Stored records:
******

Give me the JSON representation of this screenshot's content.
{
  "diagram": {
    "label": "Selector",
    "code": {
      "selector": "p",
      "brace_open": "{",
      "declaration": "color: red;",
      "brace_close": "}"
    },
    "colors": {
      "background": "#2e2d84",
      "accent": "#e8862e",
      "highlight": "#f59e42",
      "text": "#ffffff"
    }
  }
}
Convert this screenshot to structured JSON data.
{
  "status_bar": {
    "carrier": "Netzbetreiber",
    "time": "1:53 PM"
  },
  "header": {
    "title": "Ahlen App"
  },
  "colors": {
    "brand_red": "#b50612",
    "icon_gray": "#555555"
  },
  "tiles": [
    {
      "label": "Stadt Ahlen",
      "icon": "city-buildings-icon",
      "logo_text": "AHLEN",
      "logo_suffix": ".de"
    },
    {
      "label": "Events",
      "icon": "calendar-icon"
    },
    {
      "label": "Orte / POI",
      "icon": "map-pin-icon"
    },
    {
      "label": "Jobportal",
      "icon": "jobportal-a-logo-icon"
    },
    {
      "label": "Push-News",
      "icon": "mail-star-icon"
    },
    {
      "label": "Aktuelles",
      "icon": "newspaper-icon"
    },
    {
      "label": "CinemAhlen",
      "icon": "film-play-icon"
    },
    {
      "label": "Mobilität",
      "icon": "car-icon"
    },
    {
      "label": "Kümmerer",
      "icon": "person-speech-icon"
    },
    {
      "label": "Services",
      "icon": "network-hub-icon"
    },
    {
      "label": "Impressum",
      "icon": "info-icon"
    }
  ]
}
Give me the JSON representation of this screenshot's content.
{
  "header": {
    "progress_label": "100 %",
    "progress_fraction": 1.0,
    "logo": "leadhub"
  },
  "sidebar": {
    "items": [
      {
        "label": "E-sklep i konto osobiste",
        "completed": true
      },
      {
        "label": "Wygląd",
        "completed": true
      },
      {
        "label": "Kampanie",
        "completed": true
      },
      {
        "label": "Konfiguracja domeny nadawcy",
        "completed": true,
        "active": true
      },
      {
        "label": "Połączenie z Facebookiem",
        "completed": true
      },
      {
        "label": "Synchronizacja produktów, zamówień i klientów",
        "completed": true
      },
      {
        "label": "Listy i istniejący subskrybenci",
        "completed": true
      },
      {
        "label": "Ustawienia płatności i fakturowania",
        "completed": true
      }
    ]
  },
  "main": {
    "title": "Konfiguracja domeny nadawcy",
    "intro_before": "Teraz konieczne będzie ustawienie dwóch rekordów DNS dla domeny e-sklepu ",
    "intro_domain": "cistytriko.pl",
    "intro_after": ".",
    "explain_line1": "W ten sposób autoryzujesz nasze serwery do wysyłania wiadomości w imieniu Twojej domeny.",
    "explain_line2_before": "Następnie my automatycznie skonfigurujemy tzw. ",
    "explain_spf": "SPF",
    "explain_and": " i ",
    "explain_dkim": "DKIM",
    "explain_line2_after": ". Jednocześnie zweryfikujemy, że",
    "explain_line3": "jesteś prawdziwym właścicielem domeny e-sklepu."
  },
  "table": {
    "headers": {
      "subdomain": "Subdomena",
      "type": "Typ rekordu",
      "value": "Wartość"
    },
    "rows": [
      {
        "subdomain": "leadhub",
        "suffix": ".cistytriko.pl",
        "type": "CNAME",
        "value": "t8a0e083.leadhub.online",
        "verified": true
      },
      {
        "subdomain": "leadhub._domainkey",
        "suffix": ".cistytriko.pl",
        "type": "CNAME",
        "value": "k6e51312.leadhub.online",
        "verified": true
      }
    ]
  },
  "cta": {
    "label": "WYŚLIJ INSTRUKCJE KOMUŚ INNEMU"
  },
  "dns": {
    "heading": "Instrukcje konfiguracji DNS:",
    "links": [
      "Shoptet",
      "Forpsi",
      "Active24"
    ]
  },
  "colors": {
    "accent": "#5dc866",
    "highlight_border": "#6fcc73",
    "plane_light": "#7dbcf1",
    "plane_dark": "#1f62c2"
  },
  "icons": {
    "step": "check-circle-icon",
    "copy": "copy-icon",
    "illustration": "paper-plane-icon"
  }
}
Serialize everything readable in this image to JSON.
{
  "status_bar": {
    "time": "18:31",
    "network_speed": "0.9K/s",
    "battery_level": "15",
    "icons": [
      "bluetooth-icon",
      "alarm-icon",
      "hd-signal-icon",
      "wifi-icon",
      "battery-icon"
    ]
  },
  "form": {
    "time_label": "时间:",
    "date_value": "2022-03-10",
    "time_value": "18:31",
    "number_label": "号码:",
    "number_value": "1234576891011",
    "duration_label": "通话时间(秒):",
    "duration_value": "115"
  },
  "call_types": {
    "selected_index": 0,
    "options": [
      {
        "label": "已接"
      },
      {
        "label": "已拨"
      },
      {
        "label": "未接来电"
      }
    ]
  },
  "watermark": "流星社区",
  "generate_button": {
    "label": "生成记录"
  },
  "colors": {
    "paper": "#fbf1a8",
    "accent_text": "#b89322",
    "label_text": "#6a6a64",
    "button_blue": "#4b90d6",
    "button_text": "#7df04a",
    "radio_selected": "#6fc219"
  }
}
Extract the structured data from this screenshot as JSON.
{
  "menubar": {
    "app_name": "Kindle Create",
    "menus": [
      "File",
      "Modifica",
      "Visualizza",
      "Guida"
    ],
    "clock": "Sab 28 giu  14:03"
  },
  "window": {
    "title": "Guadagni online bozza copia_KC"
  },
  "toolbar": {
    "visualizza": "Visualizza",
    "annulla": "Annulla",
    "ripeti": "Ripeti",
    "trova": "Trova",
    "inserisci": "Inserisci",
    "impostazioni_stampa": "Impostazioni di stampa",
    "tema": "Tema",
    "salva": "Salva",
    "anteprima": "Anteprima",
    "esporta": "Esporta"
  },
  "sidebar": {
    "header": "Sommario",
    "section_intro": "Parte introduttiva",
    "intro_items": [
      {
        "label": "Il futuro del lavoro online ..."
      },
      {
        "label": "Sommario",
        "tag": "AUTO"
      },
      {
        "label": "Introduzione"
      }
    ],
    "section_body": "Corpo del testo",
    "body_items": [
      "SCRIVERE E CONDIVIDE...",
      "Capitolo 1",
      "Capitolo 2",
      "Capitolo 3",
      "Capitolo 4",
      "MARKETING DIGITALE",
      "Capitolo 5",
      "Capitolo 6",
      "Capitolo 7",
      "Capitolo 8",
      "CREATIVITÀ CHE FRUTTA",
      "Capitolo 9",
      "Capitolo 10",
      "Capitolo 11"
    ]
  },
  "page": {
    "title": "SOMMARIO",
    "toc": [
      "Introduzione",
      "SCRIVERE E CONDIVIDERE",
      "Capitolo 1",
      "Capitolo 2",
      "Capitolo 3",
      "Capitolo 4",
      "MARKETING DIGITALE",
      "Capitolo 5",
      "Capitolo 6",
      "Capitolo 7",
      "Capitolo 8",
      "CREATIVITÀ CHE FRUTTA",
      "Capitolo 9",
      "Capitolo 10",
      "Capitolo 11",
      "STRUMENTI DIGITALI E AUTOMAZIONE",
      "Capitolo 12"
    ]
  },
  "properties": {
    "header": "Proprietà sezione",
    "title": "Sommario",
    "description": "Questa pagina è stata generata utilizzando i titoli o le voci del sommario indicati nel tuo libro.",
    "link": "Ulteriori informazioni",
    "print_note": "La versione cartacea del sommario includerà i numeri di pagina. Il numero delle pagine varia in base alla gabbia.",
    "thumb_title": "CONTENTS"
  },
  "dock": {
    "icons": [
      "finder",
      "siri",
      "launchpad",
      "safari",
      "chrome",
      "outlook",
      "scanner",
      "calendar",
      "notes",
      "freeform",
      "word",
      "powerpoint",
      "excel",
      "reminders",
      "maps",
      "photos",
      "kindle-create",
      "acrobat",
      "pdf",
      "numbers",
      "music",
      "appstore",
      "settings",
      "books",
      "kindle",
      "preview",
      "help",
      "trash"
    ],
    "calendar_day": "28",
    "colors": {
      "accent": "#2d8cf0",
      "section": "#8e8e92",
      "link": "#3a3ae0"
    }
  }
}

******

_Problem to work on_. Extract each line from the entries above that contains the string "subdomain".

_Task response_.
      "subdomain": "Subdomena",
        "subdomain": "leadhub",
        "subdomain": "leadhub._domainkey",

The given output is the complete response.